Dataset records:
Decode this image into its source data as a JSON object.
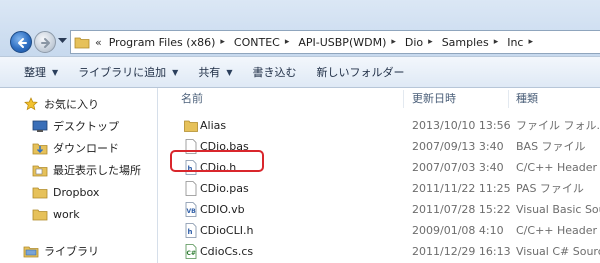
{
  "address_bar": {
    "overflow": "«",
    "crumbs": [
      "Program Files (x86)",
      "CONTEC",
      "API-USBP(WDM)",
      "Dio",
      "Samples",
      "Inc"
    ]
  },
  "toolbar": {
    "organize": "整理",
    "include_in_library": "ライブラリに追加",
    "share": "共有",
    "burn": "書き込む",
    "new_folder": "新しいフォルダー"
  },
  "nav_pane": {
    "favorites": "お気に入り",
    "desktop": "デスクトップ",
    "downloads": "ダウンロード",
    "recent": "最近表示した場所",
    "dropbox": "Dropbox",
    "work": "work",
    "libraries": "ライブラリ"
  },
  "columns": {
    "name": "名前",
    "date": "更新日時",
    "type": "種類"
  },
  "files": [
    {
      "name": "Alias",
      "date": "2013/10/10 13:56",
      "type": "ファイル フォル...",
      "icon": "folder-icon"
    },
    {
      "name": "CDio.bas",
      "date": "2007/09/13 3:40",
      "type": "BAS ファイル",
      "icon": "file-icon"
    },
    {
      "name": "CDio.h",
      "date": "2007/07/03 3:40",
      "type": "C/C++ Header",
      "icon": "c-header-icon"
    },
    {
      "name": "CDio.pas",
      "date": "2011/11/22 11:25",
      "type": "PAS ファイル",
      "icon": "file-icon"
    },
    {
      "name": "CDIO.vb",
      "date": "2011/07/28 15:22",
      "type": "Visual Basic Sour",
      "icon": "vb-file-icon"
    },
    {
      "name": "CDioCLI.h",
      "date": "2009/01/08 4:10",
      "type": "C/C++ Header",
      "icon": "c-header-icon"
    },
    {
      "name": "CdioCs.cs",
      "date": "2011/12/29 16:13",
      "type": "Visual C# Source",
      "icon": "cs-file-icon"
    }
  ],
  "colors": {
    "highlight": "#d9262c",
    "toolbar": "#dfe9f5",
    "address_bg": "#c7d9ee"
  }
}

**Exercise**
Check each line in the records for the word "date" and say how many have it, with nothing else.

**The response**
8